• _AIM OF THE TASK_:
Select every line holding the word "DIGEP" and copy it.

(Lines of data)
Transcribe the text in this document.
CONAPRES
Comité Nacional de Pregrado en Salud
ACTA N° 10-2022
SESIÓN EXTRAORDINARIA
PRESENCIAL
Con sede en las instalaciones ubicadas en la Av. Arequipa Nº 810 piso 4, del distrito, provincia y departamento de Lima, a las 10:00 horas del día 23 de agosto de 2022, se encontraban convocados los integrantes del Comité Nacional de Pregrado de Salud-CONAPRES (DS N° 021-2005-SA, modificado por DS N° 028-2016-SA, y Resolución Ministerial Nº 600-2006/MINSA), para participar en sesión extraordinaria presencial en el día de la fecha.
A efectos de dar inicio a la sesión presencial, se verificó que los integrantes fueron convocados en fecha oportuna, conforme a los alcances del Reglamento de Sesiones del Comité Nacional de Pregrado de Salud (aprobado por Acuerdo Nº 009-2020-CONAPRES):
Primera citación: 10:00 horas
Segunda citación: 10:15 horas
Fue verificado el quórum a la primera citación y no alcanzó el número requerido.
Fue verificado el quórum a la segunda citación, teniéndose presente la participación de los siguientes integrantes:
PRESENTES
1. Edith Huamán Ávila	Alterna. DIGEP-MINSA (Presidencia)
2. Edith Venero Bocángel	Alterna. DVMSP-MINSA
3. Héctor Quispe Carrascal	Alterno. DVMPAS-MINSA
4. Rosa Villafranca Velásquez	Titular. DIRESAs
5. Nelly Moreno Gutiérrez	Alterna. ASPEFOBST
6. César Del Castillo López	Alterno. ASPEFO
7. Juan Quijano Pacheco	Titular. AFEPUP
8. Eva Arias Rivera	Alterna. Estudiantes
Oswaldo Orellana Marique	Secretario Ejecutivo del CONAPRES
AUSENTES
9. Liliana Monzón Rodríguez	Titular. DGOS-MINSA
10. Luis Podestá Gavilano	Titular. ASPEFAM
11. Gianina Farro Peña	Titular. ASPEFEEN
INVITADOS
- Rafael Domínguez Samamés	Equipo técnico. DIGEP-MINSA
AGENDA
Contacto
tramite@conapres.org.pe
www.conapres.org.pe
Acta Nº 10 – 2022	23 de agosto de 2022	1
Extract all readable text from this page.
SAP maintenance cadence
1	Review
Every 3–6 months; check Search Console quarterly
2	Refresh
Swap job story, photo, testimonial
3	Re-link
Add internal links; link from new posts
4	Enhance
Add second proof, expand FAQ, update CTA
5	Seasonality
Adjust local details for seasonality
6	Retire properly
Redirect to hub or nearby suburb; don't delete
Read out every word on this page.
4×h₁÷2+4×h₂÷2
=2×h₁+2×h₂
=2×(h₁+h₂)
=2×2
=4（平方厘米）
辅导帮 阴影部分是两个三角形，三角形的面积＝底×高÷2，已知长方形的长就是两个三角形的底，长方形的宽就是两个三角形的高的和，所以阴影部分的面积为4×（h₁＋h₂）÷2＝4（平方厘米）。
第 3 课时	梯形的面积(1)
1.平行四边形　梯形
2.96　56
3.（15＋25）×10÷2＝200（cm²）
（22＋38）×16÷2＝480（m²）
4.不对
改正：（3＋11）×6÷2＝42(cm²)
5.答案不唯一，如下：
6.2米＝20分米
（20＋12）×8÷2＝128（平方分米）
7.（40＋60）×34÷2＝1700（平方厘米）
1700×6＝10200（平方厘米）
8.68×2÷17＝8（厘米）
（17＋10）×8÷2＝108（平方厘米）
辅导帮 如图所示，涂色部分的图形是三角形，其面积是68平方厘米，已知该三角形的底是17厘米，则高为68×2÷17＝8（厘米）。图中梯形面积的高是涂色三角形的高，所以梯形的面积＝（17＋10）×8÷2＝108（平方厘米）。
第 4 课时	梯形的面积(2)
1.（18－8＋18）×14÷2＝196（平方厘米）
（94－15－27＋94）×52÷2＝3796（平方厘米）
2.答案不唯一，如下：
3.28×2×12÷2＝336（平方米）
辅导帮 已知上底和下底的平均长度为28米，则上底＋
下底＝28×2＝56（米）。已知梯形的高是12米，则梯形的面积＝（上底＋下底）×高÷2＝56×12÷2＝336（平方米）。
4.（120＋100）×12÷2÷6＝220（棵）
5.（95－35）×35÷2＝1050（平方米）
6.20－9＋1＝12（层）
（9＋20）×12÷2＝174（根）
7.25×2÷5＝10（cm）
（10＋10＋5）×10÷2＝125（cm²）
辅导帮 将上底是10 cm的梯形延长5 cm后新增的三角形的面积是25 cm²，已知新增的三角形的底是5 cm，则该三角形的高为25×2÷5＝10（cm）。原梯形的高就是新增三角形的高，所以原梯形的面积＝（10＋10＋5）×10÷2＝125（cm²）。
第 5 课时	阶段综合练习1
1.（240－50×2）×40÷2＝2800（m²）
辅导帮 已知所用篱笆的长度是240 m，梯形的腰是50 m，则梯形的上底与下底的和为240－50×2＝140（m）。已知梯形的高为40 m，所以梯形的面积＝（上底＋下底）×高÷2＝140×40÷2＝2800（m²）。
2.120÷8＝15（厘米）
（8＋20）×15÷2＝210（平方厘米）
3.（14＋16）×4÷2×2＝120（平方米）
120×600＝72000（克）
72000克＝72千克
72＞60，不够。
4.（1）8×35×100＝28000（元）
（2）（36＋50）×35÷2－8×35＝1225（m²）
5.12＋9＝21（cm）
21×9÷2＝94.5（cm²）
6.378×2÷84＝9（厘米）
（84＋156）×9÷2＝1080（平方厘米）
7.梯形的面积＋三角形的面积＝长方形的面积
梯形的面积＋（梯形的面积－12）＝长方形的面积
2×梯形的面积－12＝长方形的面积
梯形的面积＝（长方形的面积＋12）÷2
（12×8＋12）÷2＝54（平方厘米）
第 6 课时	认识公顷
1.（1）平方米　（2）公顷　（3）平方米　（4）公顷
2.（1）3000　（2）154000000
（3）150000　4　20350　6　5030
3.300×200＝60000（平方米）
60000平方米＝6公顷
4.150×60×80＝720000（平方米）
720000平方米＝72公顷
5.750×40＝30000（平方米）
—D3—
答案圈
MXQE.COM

• _CORRECT RESULT_:
1. Edith Huamán Ávila	Alterna. DIGEP-MINSA (Presidencia)
- Rafael Domínguez Samamés	Equipo técnico. DIGEP-MINSA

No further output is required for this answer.